* PROBLEM DESCRIPTION *
Repeat, without any change, the entries presented below.

* STORED DATA *
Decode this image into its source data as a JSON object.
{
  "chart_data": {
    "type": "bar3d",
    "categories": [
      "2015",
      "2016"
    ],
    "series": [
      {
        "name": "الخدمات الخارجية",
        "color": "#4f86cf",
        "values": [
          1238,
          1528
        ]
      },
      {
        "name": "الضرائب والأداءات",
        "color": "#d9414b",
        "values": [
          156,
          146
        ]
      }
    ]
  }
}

* COMPLETE ANSWER *
Decode this image into its source data as a JSON object.
{
  "chart_data": {
    "type": "bar3d",
    "categories": [
      "2015",
      "2016"
    ],
    "series": [
      {
        "name": "الخدمات الخارجية",
        "color": "#4f86cf",
        "values": [
          1238,
          1528
        ]
      },
      {
        "name": "الضرائب والأداءات",
        "color": "#d9414b",
        "values": [
          156,
          146
        ]
      }
    ]
  }
}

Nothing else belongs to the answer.